__WHAT THE TASK REQUIRES__
Nothing may be dropped or altered: reproduce all the data.

□ □ □

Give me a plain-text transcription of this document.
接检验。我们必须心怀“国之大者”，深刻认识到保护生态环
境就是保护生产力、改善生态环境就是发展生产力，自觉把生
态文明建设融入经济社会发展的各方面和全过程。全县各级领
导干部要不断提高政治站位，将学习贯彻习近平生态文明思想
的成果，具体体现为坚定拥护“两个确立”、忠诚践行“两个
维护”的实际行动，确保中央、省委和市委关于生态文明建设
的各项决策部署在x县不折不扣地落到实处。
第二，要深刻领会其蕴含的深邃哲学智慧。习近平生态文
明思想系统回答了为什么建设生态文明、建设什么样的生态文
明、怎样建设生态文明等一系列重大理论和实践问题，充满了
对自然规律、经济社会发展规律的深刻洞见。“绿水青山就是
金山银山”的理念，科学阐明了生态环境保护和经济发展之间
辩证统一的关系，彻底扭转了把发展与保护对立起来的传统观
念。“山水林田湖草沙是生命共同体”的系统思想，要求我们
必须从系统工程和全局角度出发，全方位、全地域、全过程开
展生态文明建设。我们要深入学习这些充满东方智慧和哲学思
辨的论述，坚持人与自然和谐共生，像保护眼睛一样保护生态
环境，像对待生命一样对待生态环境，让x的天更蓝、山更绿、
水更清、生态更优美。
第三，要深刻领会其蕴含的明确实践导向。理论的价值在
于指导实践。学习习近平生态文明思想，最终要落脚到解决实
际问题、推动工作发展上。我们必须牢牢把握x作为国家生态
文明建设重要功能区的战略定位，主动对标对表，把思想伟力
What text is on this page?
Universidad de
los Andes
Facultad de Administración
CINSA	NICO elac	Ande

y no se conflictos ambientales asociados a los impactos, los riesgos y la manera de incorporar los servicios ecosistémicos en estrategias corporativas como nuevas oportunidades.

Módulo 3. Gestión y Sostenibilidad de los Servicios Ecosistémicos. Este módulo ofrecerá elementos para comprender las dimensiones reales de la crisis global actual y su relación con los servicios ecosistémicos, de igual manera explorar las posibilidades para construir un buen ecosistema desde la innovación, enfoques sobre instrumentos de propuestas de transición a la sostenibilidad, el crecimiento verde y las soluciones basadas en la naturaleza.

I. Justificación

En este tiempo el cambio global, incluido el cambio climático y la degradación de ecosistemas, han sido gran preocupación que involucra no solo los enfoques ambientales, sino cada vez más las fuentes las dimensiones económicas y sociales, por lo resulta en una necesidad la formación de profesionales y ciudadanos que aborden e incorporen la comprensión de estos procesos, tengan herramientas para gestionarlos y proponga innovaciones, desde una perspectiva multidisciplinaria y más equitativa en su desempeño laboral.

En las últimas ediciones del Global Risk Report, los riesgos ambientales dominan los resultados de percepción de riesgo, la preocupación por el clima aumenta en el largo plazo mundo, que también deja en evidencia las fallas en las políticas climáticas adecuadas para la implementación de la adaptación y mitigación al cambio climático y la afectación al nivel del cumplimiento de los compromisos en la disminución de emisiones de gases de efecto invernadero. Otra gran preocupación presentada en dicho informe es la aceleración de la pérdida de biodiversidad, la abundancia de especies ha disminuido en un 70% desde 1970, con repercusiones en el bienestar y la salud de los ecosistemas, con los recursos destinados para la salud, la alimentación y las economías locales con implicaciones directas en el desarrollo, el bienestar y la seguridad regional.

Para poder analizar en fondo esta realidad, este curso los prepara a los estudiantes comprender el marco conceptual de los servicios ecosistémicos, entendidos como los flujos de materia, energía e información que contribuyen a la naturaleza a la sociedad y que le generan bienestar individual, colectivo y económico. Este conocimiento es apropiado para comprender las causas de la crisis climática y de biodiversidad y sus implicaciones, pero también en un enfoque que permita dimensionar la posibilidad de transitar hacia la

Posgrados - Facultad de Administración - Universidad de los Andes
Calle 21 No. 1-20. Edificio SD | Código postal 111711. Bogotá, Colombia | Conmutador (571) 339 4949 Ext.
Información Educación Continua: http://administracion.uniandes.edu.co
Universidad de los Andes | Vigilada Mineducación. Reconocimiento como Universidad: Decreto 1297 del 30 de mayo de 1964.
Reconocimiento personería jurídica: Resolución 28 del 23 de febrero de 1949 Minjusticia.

□ □ □

__SOLUTION FOR THIS EXERCISE__
Give me a plain-text transcription of this document.
接检验。我们必须心怀“国之大者”，深刻认识到保护生态环
境就是保护生产力、改善生态环境就是发展生产力，自觉把生
态文明建设融入经济社会发展的各方面和全过程。全县各级领
导干部要不断提高政治站位，将学习贯彻习近平生态文明思想
的成果，具体体现为坚定拥护“两个确立”、忠诚践行“两个
维护”的实际行动，确保中央、省委和市委关于生态文明建设
的各项决策部署在x县不折不扣地落到实处。
第二，要深刻领会其蕴含的深邃哲学智慧。习近平生态文
明思想系统回答了为什么建设生态文明、建设什么样的生态文
明、怎样建设生态文明等一系列重大理论和实践问题，充满了
对自然规律、经济社会发展规律的深刻洞见。“绿水青山就是
金山银山”的理念，科学阐明了生态环境保护和经济发展之间
辩证统一的关系，彻底扭转了把发展与保护对立起来的传统观
念。“山水林田湖草沙是生命共同体”的系统思想，要求我们
必须从系统工程和全局角度出发，全方位、全地域、全过程开
展生态文明建设。我们要深入学习这些充满东方智慧和哲学思
辨的论述，坚持人与自然和谐共生，像保护眼睛一样保护生态
环境，像对待生命一样对待生态环境，让x的天更蓝、山更绿、
水更清、生态更优美。
第三，要深刻领会其蕴含的明确实践导向。理论的价值在
于指导实践。学习习近平生态文明思想，最终要落脚到解决实
际问题、推动工作发展上。我们必须牢牢把握x作为国家生态
文明建设重要功能区的战略定位，主动对标对表，把思想伟力
What text is on this page?
Universidad de
los Andes
Facultad de Administración
CINSA	NICO elac	Ande

y no se conflictos ambientales asociados a los impactos, los riesgos y la manera de incorporar los servicios ecosistémicos en estrategias corporativas como nuevas oportunidades.

Módulo 3. Gestión y Sostenibilidad de los Servicios Ecosistémicos. Este módulo ofrecerá elementos para comprender las dimensiones reales de la crisis global actual y su relación con los servicios ecosistémicos, de igual manera explorar las posibilidades para construir un buen ecosistema desde la innovación, enfoques sobre instrumentos de propuestas de transición a la sostenibilidad, el crecimiento verde y las soluciones basadas en la naturaleza.

I. Justificación

En este tiempo el cambio global, incluido el cambio climático y la degradación de ecosistemas, han sido gran preocupación que involucra no solo los enfoques ambientales, sino cada vez más las fuentes las dimensiones económicas y sociales, por lo resulta en una necesidad la formación de profesionales y ciudadanos que aborden e incorporen la comprensión de estos procesos, tengan herramientas para gestionarlos y proponga innovaciones, desde una perspectiva multidisciplinaria y más equitativa en su desempeño laboral.

En las últimas ediciones del Global Risk Report, los riesgos ambientales dominan los resultados de percepción de riesgo, la preocupación por el clima aumenta en el largo plazo mundo, que también deja en evidencia las fallas en las políticas climáticas adecuadas para la implementación de la adaptación y mitigación al cambio climático y la afectación al nivel del cumplimiento de los compromisos en la disminución de emisiones de gases de efecto invernadero. Otra gran preocupación presentada en dicho informe es la aceleración de la pérdida de biodiversidad, la abundancia de especies ha disminuido en un 70% desde 1970, con repercusiones en el bienestar y la salud de los ecosistemas, con los recursos destinados para la salud, la alimentación y las economías locales con implicaciones directas en el desarrollo, el bienestar y la seguridad regional.

Para poder analizar en fondo esta realidad, este curso los prepara a los estudiantes comprender el marco conceptual de los servicios ecosistémicos, entendidos como los flujos de materia, energía e información que contribuyen a la naturaleza a la sociedad y que le generan bienestar individual, colectivo y económico. Este conocimiento es apropiado para comprender las causas de la crisis climática y de biodiversidad y sus implicaciones, pero también en un enfoque que permita dimensionar la posibilidad de transitar hacia la

Posgrados - Facultad de Administración - Universidad de los Andes
Calle 21 No. 1-20. Edificio SD | Código postal 111711. Bogotá, Colombia | Conmutador (571) 339 4949 Ext.
Información Educación Continua: http://administracion.uniandes.edu.co
Universidad de los Andes | Vigilada Mineducación. Reconocimiento como Universidad: Decreto 1297 del 30 de mayo de 1964.
Reconocimiento personería jurídica: Resolución 28 del 23 de febrero de 1949 Minjusticia.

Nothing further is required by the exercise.